# [Aim of the exercise]
Copy out each line that mentions the word "GLEN".

(Collected data entries)
^^^^
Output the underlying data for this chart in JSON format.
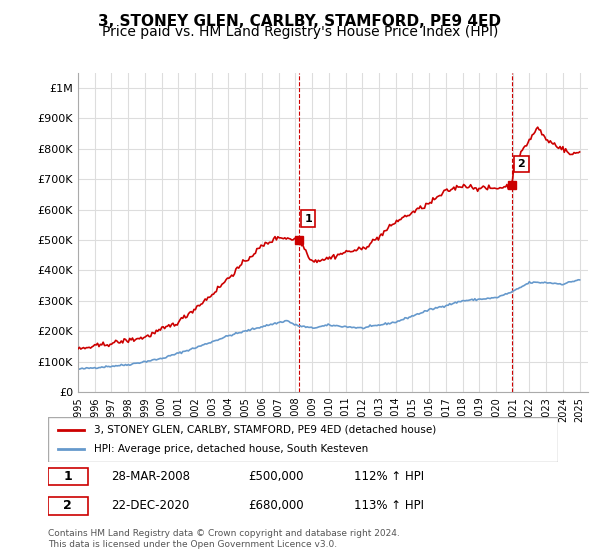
{
  "title": "3, STONEY GLEN, CARLBY, STAMFORD, PE9 4ED",
  "subtitle": "Price paid vs. HM Land Registry's House Price Index (HPI)",
  "ylabel_ticks": [
    "£0",
    "£100K",
    "£200K",
    "£300K",
    "£400K",
    "£500K",
    "£600K",
    "£700K",
    "£800K",
    "£900K",
    "£1M"
  ],
  "ytick_values": [
    0,
    100000,
    200000,
    300000,
    400000,
    500000,
    600000,
    700000,
    800000,
    900000,
    1000000
  ],
  "ylim": [
    0,
    1050000
  ],
  "xlim_start": 1995.0,
  "xlim_end": 2025.5,
  "red_line_color": "#cc0000",
  "blue_line_color": "#6699cc",
  "marker1_date": 2008.24,
  "marker1_value": 500000,
  "marker1_label": "1",
  "marker2_date": 2020.98,
  "marker2_value": 680000,
  "marker2_label": "2",
  "vline1_x": 2008.24,
  "vline2_x": 2020.98,
  "legend_red_label": "3, STONEY GLEN, CARLBY, STAMFORD, PE9 4ED (detached house)",
  "legend_blue_label": "HPI: Average price, detached house, South Kesteven",
  "annotation1_num": "1",
  "annotation1_date": "28-MAR-2008",
  "annotation1_price": "£500,000",
  "annotation1_hpi": "112% ↑ HPI",
  "annotation2_num": "2",
  "annotation2_date": "22-DEC-2020",
  "annotation2_price": "£680,000",
  "annotation2_hpi": "113% ↑ HPI",
  "footer": "Contains HM Land Registry data © Crown copyright and database right 2024.\nThis data is licensed under the Open Government Licence v3.0.",
  "background_color": "#ffffff",
  "grid_color": "#dddddd",
  "title_fontsize": 11,
  "subtitle_fontsize": 10
}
^^^^
# [Result of this task]
  "title": "3, STONEY GLEN, CARLBY, STAMFORD, PE9 4ED",
  "legend_red_label": "3, STONEY GLEN, CARLBY, STAMFORD, PE9 4ED (detached house)",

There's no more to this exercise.